[begin Data section]

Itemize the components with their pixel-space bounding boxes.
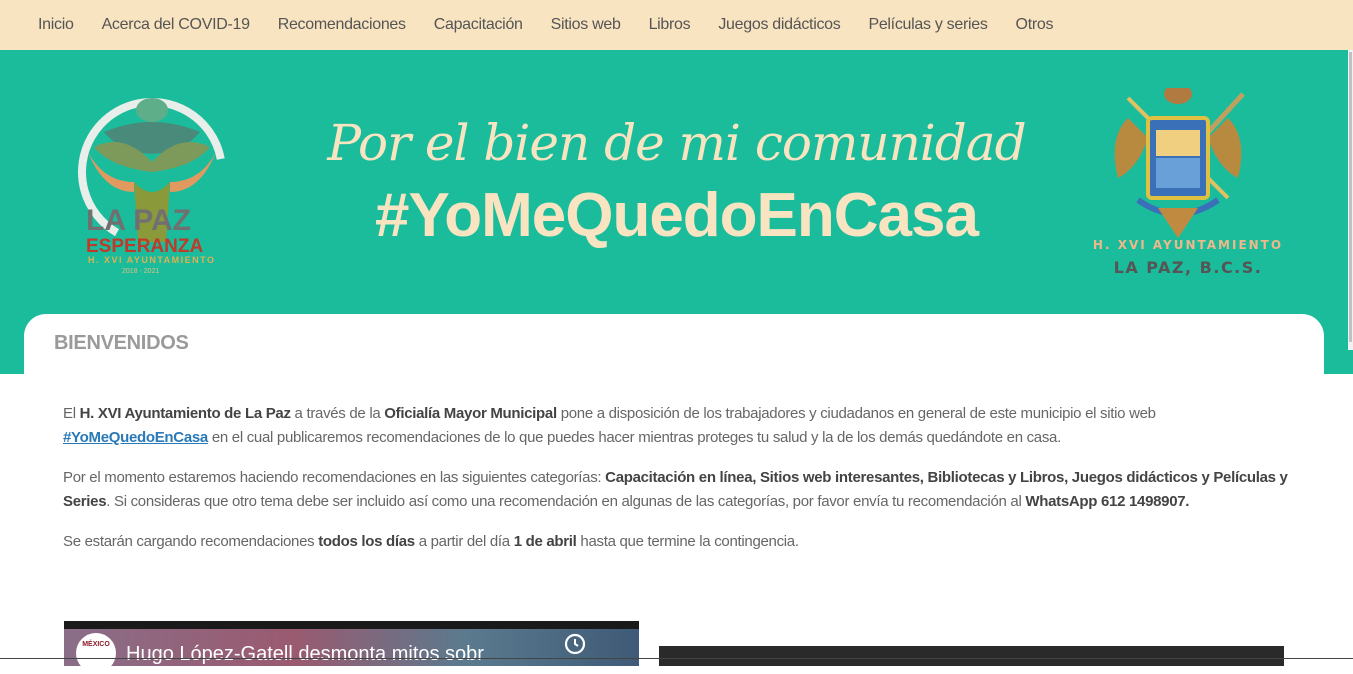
text: a través de la <box>290 405 385 422</box>
nav-recomendaciones[interactable]: Recomendaciones <box>264 16 420 34</box>
nav-otros[interactable]: Otros <box>1002 16 1068 34</box>
text: en el cual publicaremos recomendaciones … <box>207 429 1061 446</box>
whatsapp-bold: WhatsApp 612 1498907. <box>1025 493 1190 510</box>
text: Se estarán cargando recomendaciones <box>63 533 319 550</box>
nav-sitios-web[interactable]: Sitios web <box>537 16 635 34</box>
oficialia-bold: Oficialía Mayor Municipal <box>384 405 557 422</box>
welcome-title: BIENVENIDOS <box>54 332 189 354</box>
text: . Si consideras que otro tema debe ser i… <box>106 493 1026 510</box>
welcome-content: El H. XVI Ayuntamiento de La Paz a travé… <box>63 402 1288 570</box>
channel-avatar[interactable]: MÉXICO <box>76 633 116 666</box>
nav-capacitacion[interactable]: Capacitación <box>420 16 537 34</box>
ayuntamiento-bold: H. XVI Ayuntamiento de La Paz <box>79 405 291 422</box>
text: pone a disposición de los trabajadores y… <box>556 405 1156 422</box>
fecha-bold: 1 de abril <box>513 533 577 550</box>
watch-later-icon[interactable] <box>564 633 586 655</box>
scrollbar-thumb[interactable] <box>1349 52 1352 342</box>
text: Por el momento estaremos haciendo recome… <box>63 469 606 486</box>
hashtag-link[interactable]: #YoMeQuedoEnCasa <box>63 429 208 446</box>
nav-juegos[interactable]: Juegos didácticos <box>704 16 854 34</box>
nav-inicio[interactable]: Inicio <box>24 16 88 34</box>
svg-text:2018 - 2021: 2018 - 2021 <box>122 268 159 275</box>
intro-paragraph: El H. XVI Ayuntamiento de La Paz a travé… <box>63 402 1288 450</box>
text: El <box>63 405 80 422</box>
nav-acerca-covid[interactable]: Acerca del COVID-19 <box>88 16 264 34</box>
ayuntamiento-label: H. XVI AYUNTAMIENTO <box>1092 238 1284 252</box>
text: hasta que termine la contingencia. <box>576 533 799 550</box>
nav-libros[interactable]: Libros <box>635 16 705 34</box>
schedule-paragraph: Se estarán cargando recomendaciones todo… <box>63 530 1288 554</box>
nav-peliculas[interactable]: Películas y series <box>854 16 1001 34</box>
svg-text:H. XVI AYUNTAMIENTO: H. XVI AYUNTAMIENTO <box>88 255 216 265</box>
text: a partir del día <box>414 533 514 550</box>
video-title[interactable]: Hugo López-Gatell desmonta mitos sobr <box>126 643 484 666</box>
la-paz-bcs-label: LA PAZ, B.C.S. <box>1113 258 1263 277</box>
video-embed-2[interactable] <box>659 646 1284 666</box>
video-embed-1[interactable]: MÉXICO Hugo López-Gatell desmonta mitos … <box>64 621 639 666</box>
todos-dias-bold: todos los días <box>318 533 415 550</box>
top-nav: Inicio Acerca del COVID-19 Recomendacion… <box>0 0 1353 50</box>
categories-paragraph: Por el momento estaremos haciendo recome… <box>63 466 1288 514</box>
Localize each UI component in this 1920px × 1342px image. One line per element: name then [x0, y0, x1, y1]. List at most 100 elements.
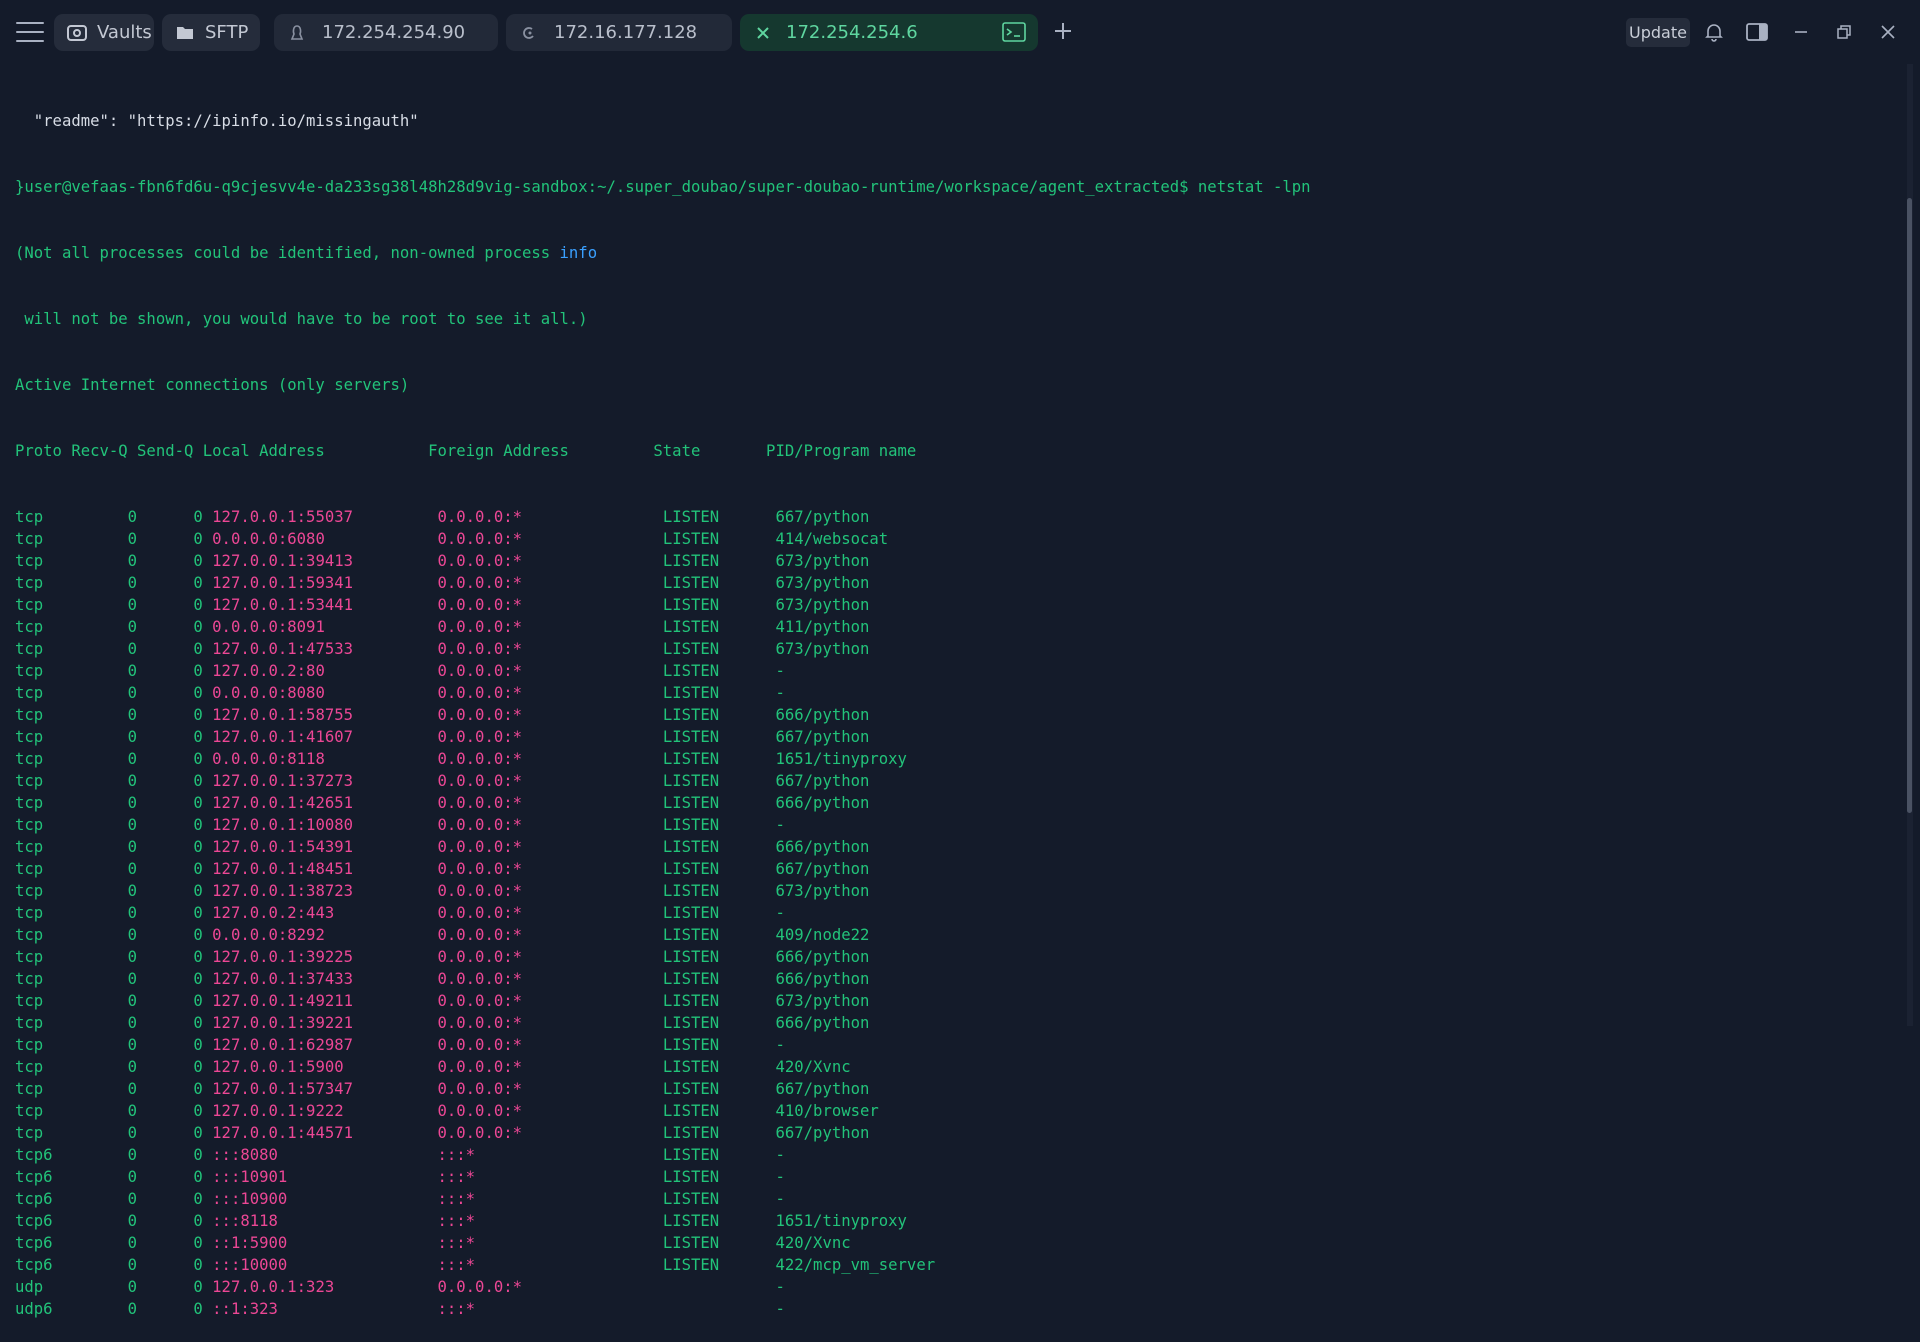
pid-cell: -	[775, 1190, 785, 1208]
table-row: tcp 0 0 127.0.0.1:59341 0.0.0.0:* LISTEN…	[15, 572, 1895, 594]
pid-cell: 422/mcp_vm_server	[775, 1256, 936, 1274]
state-cell: LISTEN	[662, 640, 776, 658]
table-header: Proto Recv-Q Send-Q Local Address Foreig…	[15, 442, 917, 460]
foreign-address-cell: 0.0.0.0:*	[437, 838, 663, 856]
local-address-cell: 127.0.0.1:9222	[212, 1102, 438, 1120]
sendq-cell: 0	[137, 1190, 213, 1208]
table-row: tcp 0 0 127.0.0.1:41607 0.0.0.0:* LISTEN…	[15, 726, 1895, 748]
foreign-address-cell: 0.0.0.0:*	[437, 1080, 663, 1098]
recvq-cell: 0	[71, 992, 138, 1010]
sendq-cell: 0	[137, 948, 213, 966]
recvq-cell: 0	[71, 860, 138, 878]
menu-icon[interactable]	[16, 20, 44, 44]
recvq-cell: 0	[71, 684, 138, 702]
scrollbar-thumb[interactable]	[1907, 198, 1912, 813]
recvq-cell: 0	[71, 794, 138, 812]
plus-icon[interactable]	[1052, 20, 1074, 42]
foreign-address-cell: 0.0.0.0:*	[437, 1058, 663, 1076]
recvq-cell: 0	[71, 508, 138, 526]
recvq-cell: 0	[71, 816, 138, 834]
sendq-cell: 0	[137, 530, 213, 548]
sidepanel-icon[interactable]	[1745, 20, 1769, 44]
proto-cell: tcp	[15, 992, 72, 1010]
state-cell: LISTEN	[662, 728, 776, 746]
restore-icon[interactable]	[1832, 20, 1856, 44]
terminal-icon	[1002, 22, 1026, 42]
sendq-cell: 0	[137, 728, 213, 746]
window-close-icon[interactable]	[1876, 20, 1900, 44]
foreign-address-cell: :::*	[437, 1168, 663, 1186]
pid-cell: 673/python	[775, 552, 870, 570]
local-address-cell: 127.0.0.1:37433	[212, 970, 438, 988]
pid-cell: 666/python	[775, 970, 870, 988]
foreign-address-cell: :::*	[437, 1234, 663, 1252]
terminal-line: (Not all processes could be identified, …	[15, 242, 1895, 264]
proto-cell: tcp	[15, 904, 72, 922]
local-address-cell: 0.0.0.0:8091	[212, 618, 438, 636]
sendq-cell: 0	[137, 904, 213, 922]
tab-host-3-active[interactable]: 172.254.254.6	[740, 14, 1038, 51]
terminal-text: (Not all processes could be identified, …	[15, 244, 560, 262]
state-cell: LISTEN	[662, 838, 776, 856]
sftp-button[interactable]: SFTP	[162, 14, 260, 51]
bell-icon[interactable]	[1702, 20, 1726, 44]
table-row: tcp6 0 0 :::10900 :::* LISTEN -	[15, 1188, 1895, 1210]
state-cell: LISTEN	[662, 574, 776, 592]
table-row: tcp 0 0 127.0.0.1:49211 0.0.0.0:* LISTEN…	[15, 990, 1895, 1012]
local-address-cell: 127.0.0.2:443	[212, 904, 438, 922]
terminal-output[interactable]: "readme": "https://ipinfo.io/missingauth…	[15, 66, 1895, 1318]
prompt-line: }user@vefaas-fbn6fd6u-q9cjesvv4e-da233sg…	[15, 178, 1311, 196]
foreign-address-cell: 0.0.0.0:*	[437, 508, 663, 526]
state-cell: LISTEN	[662, 1146, 776, 1164]
tab-label: 172.16.177.128	[554, 22, 698, 43]
foreign-address-cell: 0.0.0.0:*	[437, 1124, 663, 1142]
foreign-address-cell: 0.0.0.0:*	[437, 860, 663, 878]
state-cell: LISTEN	[662, 1080, 776, 1098]
recvq-cell: 0	[71, 530, 138, 548]
table-row: tcp 0 0 0.0.0.0:8118 0.0.0.0:* LISTEN 16…	[15, 748, 1895, 770]
pid-cell: 666/python	[775, 1014, 870, 1032]
tab-host-2[interactable]: 172.16.177.128	[506, 14, 732, 51]
sendq-cell: 0	[137, 926, 213, 944]
table-row: tcp 0 0 127.0.0.2:80 0.0.0.0:* LISTEN -	[15, 660, 1895, 682]
foreign-address-cell: 0.0.0.0:*	[437, 948, 663, 966]
foreign-address-cell: 0.0.0.0:*	[437, 618, 663, 636]
recvq-cell: 0	[71, 1278, 138, 1296]
foreign-address-cell: :::*	[437, 1300, 663, 1318]
minimize-icon[interactable]	[1789, 20, 1813, 44]
local-address-cell: :::8118	[212, 1212, 438, 1230]
sendq-cell: 0	[137, 838, 213, 856]
local-address-cell: 127.0.0.1:39221	[212, 1014, 438, 1032]
sendq-cell: 0	[137, 706, 213, 724]
tab-host-1[interactable]: 172.254.254.90	[274, 14, 498, 51]
proto-cell: tcp6	[15, 1212, 72, 1230]
sendq-cell: 0	[137, 1256, 213, 1274]
pid-cell: -	[775, 904, 785, 922]
local-address-cell: :::8080	[212, 1146, 438, 1164]
table-row: tcp 0 0 127.0.0.1:37273 0.0.0.0:* LISTEN…	[15, 770, 1895, 792]
close-icon[interactable]	[752, 22, 774, 44]
pid-cell: -	[775, 1300, 785, 1318]
proto-cell: tcp	[15, 728, 72, 746]
vaults-button[interactable]: Vaults	[54, 14, 154, 51]
foreign-address-cell: :::*	[437, 1146, 663, 1164]
sendq-cell: 0	[137, 1168, 213, 1186]
recvq-cell: 0	[71, 750, 138, 768]
local-address-cell: 0.0.0.0:8080	[212, 684, 438, 702]
update-button[interactable]: Update	[1626, 18, 1690, 47]
sendq-cell: 0	[137, 662, 213, 680]
sendq-cell: 0	[137, 574, 213, 592]
terminal-line: will not be shown, you would have to be …	[15, 310, 588, 328]
proto-cell: tcp	[15, 530, 72, 548]
foreign-address-cell: :::*	[437, 1212, 663, 1230]
proto-cell: tcp	[15, 794, 72, 812]
table-row: tcp 0 0 127.0.0.1:42651 0.0.0.0:* LISTEN…	[15, 792, 1895, 814]
proto-cell: tcp	[15, 640, 72, 658]
proto-cell: tcp	[15, 1058, 72, 1076]
table-row: tcp 0 0 0.0.0.0:8292 0.0.0.0:* LISTEN 40…	[15, 924, 1895, 946]
state-cell: LISTEN	[662, 1124, 776, 1142]
pid-cell: 1651/tinyproxy	[775, 750, 907, 768]
proto-cell: tcp6	[15, 1168, 72, 1186]
pid-cell: 666/python	[775, 706, 870, 724]
proto-cell: tcp	[15, 816, 72, 834]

[end Data section]

Stated task =
Copy the lines of the listing above word for word, starting at the line that contains "1190, 785, 1208]" and ending at the line that contains "14, 1038, 51]", with both of those lines included.

The output =
pid-cell: -	[775, 1190, 785, 1208]
table-row: tcp 0 0 127.0.0.1:59341 0.0.0.0:* LISTEN…	[15, 572, 1895, 594]
pid-cell: 422/mcp_vm_server	[775, 1256, 936, 1274]
state-cell: LISTEN	[662, 640, 776, 658]
table-header: Proto Recv-Q Send-Q Local Address Foreig…	[15, 442, 917, 460]
foreign-address-cell: 0.0.0.0:*	[437, 838, 663, 856]
local-address-cell: 127.0.0.1:9222	[212, 1102, 438, 1120]
sendq-cell: 0	[137, 1190, 213, 1208]
table-row: tcp 0 0 127.0.0.1:41607 0.0.0.0:* LISTEN…	[15, 726, 1895, 748]
foreign-address-cell: 0.0.0.0:*	[437, 1080, 663, 1098]
recvq-cell: 0	[71, 992, 138, 1010]
sendq-cell: 0	[137, 948, 213, 966]
recvq-cell: 0	[71, 860, 138, 878]
menu-icon[interactable]	[16, 20, 44, 44]
recvq-cell: 0	[71, 684, 138, 702]
scrollbar-thumb[interactable]	[1907, 198, 1912, 813]
recvq-cell: 0	[71, 794, 138, 812]
plus-icon[interactable]	[1052, 20, 1074, 42]
foreign-address-cell: 0.0.0.0:*	[437, 1058, 663, 1076]
recvq-cell: 0	[71, 508, 138, 526]
recvq-cell: 0	[71, 816, 138, 834]
sendq-cell: 0	[137, 530, 213, 548]
sidepanel-icon[interactable]	[1745, 20, 1769, 44]
proto-cell: tcp	[15, 992, 72, 1010]
state-cell: LISTEN	[662, 728, 776, 746]
restore-icon[interactable]	[1832, 20, 1856, 44]
terminal-icon	[1002, 22, 1026, 42]
sendq-cell: 0	[137, 728, 213, 746]
window-close-icon[interactable]	[1876, 20, 1900, 44]
foreign-address-cell: :::*	[437, 1168, 663, 1186]
pid-cell: 673/python	[775, 552, 870, 570]
local-address-cell: 127.0.0.1:37433	[212, 970, 438, 988]
pid-cell: 666/python	[775, 970, 870, 988]
foreign-address-cell: :::*	[437, 1234, 663, 1252]
terminal-line: (Not all processes could be identified, …	[15, 242, 1895, 264]
proto-cell: tcp	[15, 904, 72, 922]
local-address-cell: 0.0.0.0:8091	[212, 618, 438, 636]
sendq-cell: 0	[137, 904, 213, 922]
tab-host-3-active[interactable]: 172.254.254.6	[740, 14, 1038, 51]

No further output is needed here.